#### What is asked
Restate the data exactly as given and keep the pictures out.

#### Collected data entries
▶

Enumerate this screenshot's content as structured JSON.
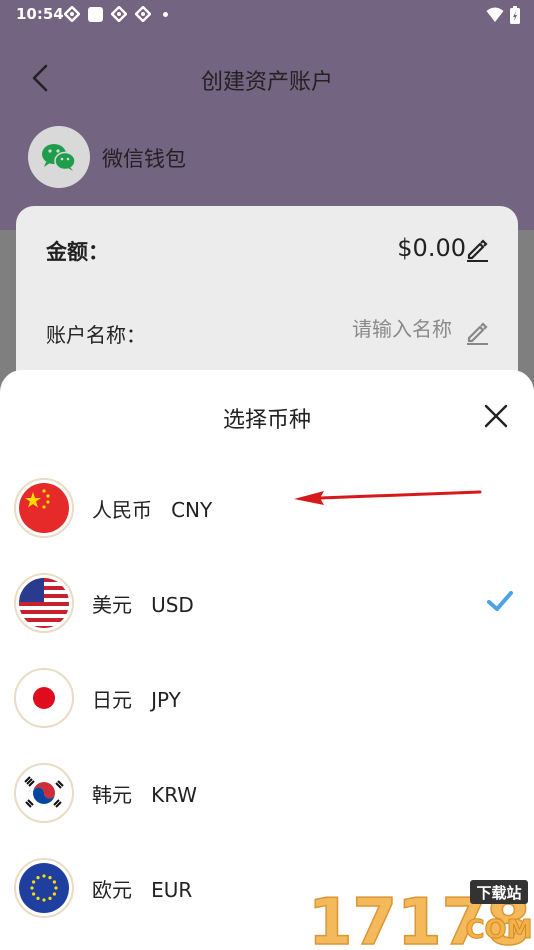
{
  "status_bar": {
    "time": "10:54"
  },
  "header": {
    "title": "创建资产账户",
    "wallet_name": "微信钱包"
  },
  "form": {
    "amount_label": "金额：",
    "amount_value": "$0.00",
    "name_label": "账户名称：",
    "name_placeholder": "请输入名称"
  },
  "sheet": {
    "title": "选择币种",
    "currencies": [
      {
        "name": "人民币",
        "code": "CNY",
        "selected": false
      },
      {
        "name": "美元",
        "code": "USD",
        "selected": true
      },
      {
        "name": "日元",
        "code": "JPY",
        "selected": false
      },
      {
        "name": "韩元",
        "code": "KRW",
        "selected": false
      },
      {
        "name": "欧元",
        "code": "EUR",
        "selected": false
      }
    ]
  },
  "watermark": {
    "text": "17178",
    "sub": "下载站",
    "domain": "COM"
  },
  "colors": {
    "header_bg": "#736482",
    "check": "#4aa3e8",
    "annotation_arrow": "#d7191c"
  }
}
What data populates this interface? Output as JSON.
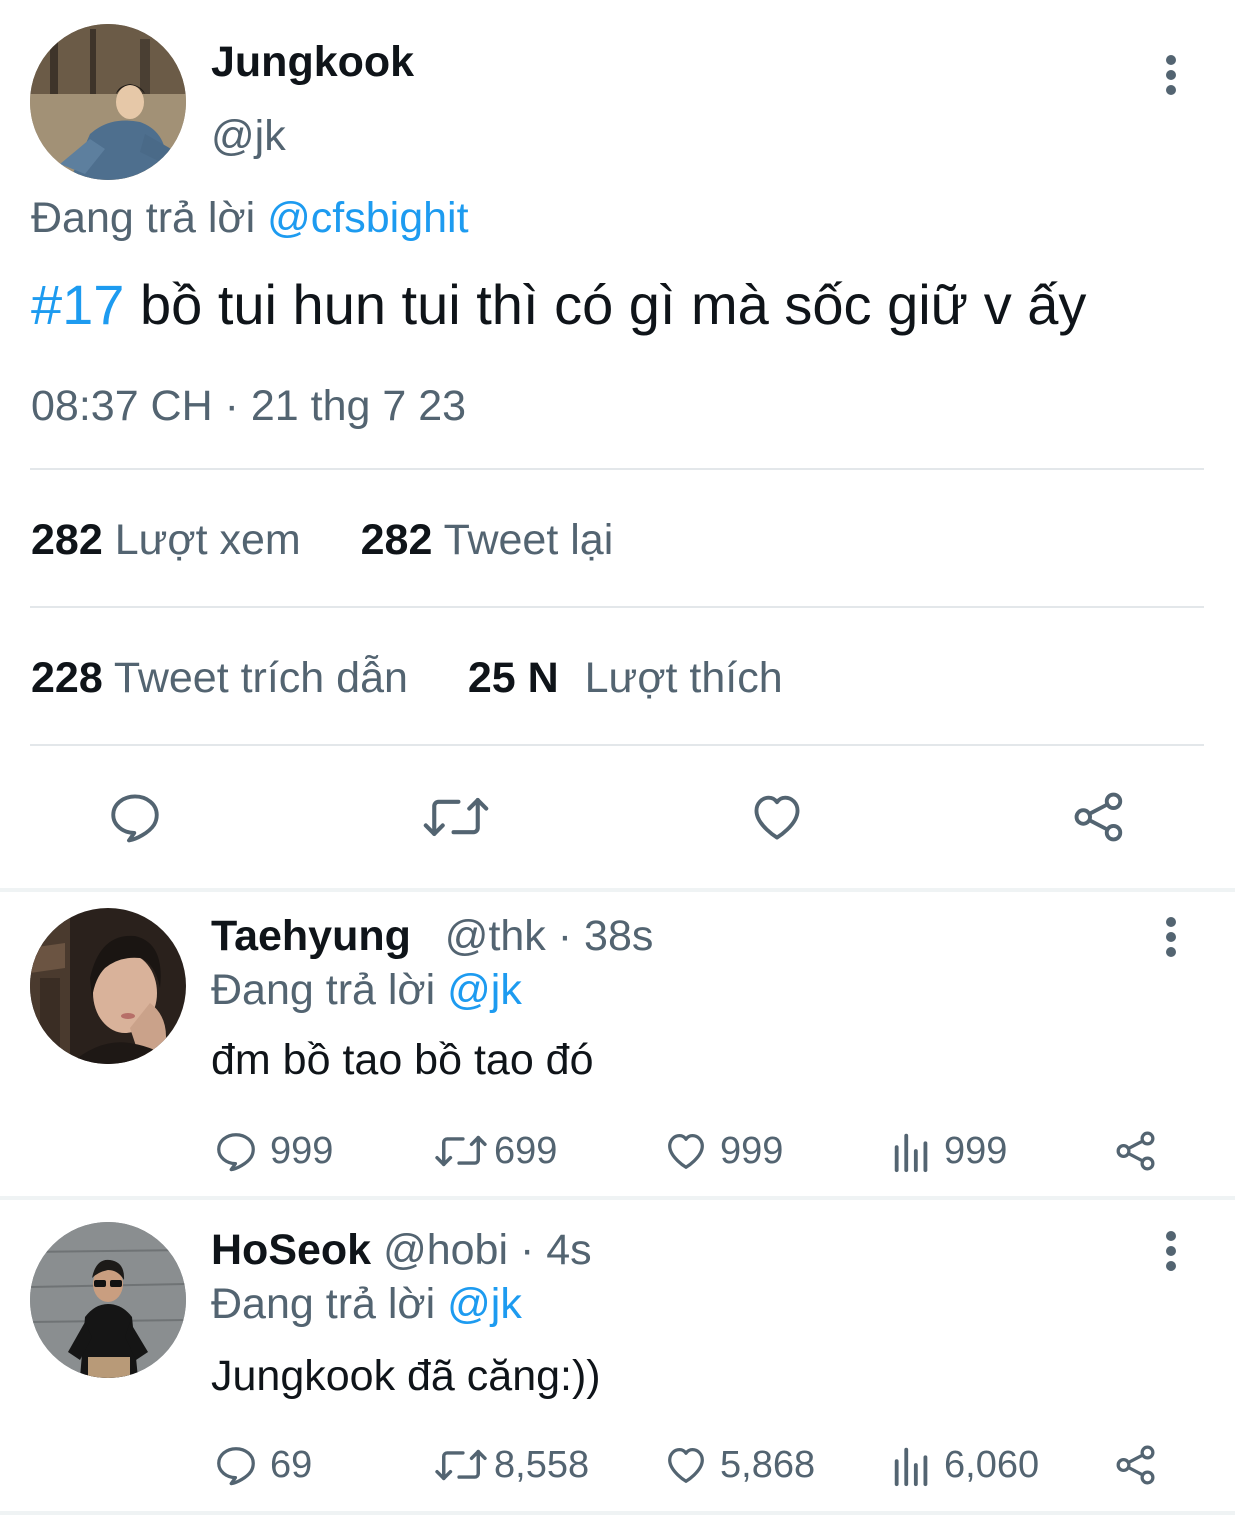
{
  "main_tweet": {
    "author_name": "Jungkook",
    "author_handle": "@jk",
    "reply_prefix": "Đang trả lời",
    "reply_to": "@cfsbighit",
    "hashtag": "#17",
    "text": " bồ tui hun tui thì có gì mà sốc giữ v ấy",
    "timestamp": "08:37 CH · 21 thg 7 23",
    "stats": {
      "views_count": "282",
      "views_label": "Lượt xem",
      "retweets_count": "282",
      "retweets_label": "Tweet lại",
      "quotes_count": "228",
      "quotes_label": "Tweet trích dẫn",
      "likes_count": "25 N",
      "likes_label": "Lượt thích"
    },
    "actions": [
      "reply-icon",
      "retweet-icon",
      "like-icon",
      "share-icon"
    ]
  },
  "replies": [
    {
      "name": "Taehyung",
      "handle": "@thk",
      "time": "38s",
      "reply_prefix": "Đang trả lời",
      "reply_to": "@jk",
      "text": "đm bồ tao bồ tao đó",
      "replies": "999",
      "retweets": "699",
      "likes": "999",
      "views": "999"
    },
    {
      "name": "HoSeok",
      "handle": "@hobi",
      "time": "4s",
      "reply_prefix": "Đang trả lời",
      "reply_to": "@jk",
      "text": "Jungkook đã căng:))",
      "replies": "69",
      "retweets": "8,558",
      "likes": "5,868",
      "views": "6,060"
    }
  ],
  "colors": {
    "accent": "#1d9bf0",
    "secondary_text": "#536471",
    "primary_text": "#0f1419",
    "divider": "#e3e7ea"
  }
}
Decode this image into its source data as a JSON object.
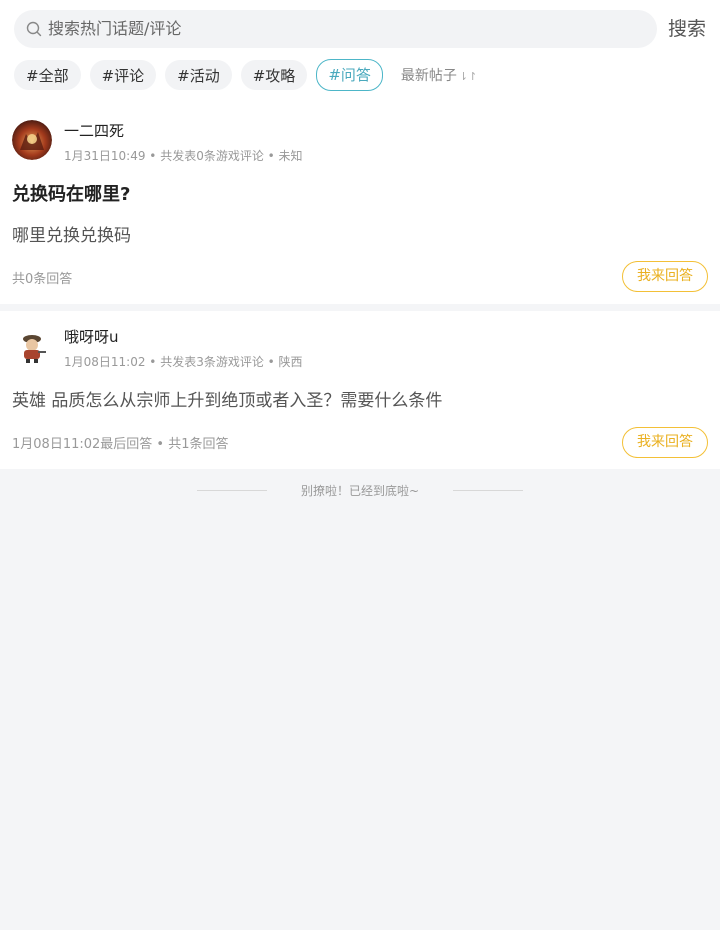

◀

#### Task response
Enumerate this screenshot's content as structured JSON.
{
  "status_bar": {
    "time": "10:54"
  },
  "header": {
    "title": "创建资产账户",
    "wallet_name": "微信钱包"
  },
  "form": {
    "amount_label": "金额：",
    "amount_value": "$0.00",
    "name_label": "账户名称：",
    "name_placeholder": "请输入名称"
  },
  "sheet": {
    "title": "选择币种",
    "currencies": [
      {
        "name": "人民币",
        "code": "CNY",
        "selected": false
      },
      {
        "name": "美元",
        "code": "USD",
        "selected": true
      },
      {
        "name": "日元",
        "code": "JPY",
        "selected": false
      },
      {
        "name": "韩元",
        "code": "KRW",
        "selected": false
      },
      {
        "name": "欧元",
        "code": "EUR",
        "selected": false
      }
    ]
  },
  "watermark": {
    "text": "17178",
    "sub": "下载站",
    "domain": "COM"
  },
  "colors": {
    "header_bg": "#736482",
    "check": "#4aa3e8",
    "annotation_arrow": "#d7191c"
  }
}
What data populates this interface? Output as JSON.
{
  "main_tweet": {
    "author_name": "Jungkook",
    "author_handle": "@jk",
    "reply_prefix": "Đang trả lời",
    "reply_to": "@cfsbighit",
    "hashtag": "#17",
    "text": " bồ tui hun tui thì có gì mà sốc giữ v ấy",
    "timestamp": "08:37 CH · 21 thg 7 23",
    "stats": {
      "views_count": "282",
      "views_label": "Lượt xem",
      "retweets_count": "282",
      "retweets_label": "Tweet lại",
      "quotes_count": "228",
      "quotes_label": "Tweet trích dẫn",
      "likes_count": "25 N",
      "likes_label": "Lượt thích"
    },
    "actions": [
      "reply-icon",
      "retweet-icon",
      "like-icon",
      "share-icon"
    ]
  },
  "replies": [
    {
      "name": "Taehyung",
      "handle": "@thk",
      "time": "38s",
      "reply_prefix": "Đang trả lời",
      "reply_to": "@jk",
      "text": "đm bồ tao bồ tao đó",
      "replies": "999",
      "retweets": "699",
      "likes": "999",
      "views": "999"
    },
    {
      "name": "HoSeok",
      "handle": "@hobi",
      "time": "4s",
      "reply_prefix": "Đang trả lời",
      "reply_to": "@jk",
      "text": "Jungkook đã căng:))",
      "replies": "69",
      "retweets": "8,558",
      "likes": "5,868",
      "views": "6,060"
    }
  ],
  "colors": {
    "accent": "#1d9bf0",
    "secondary_text": "#536471",
    "primary_text": "#0f1419",
    "divider": "#e3e7ea"
  }
}
Decode this image into its source data as a JSON object.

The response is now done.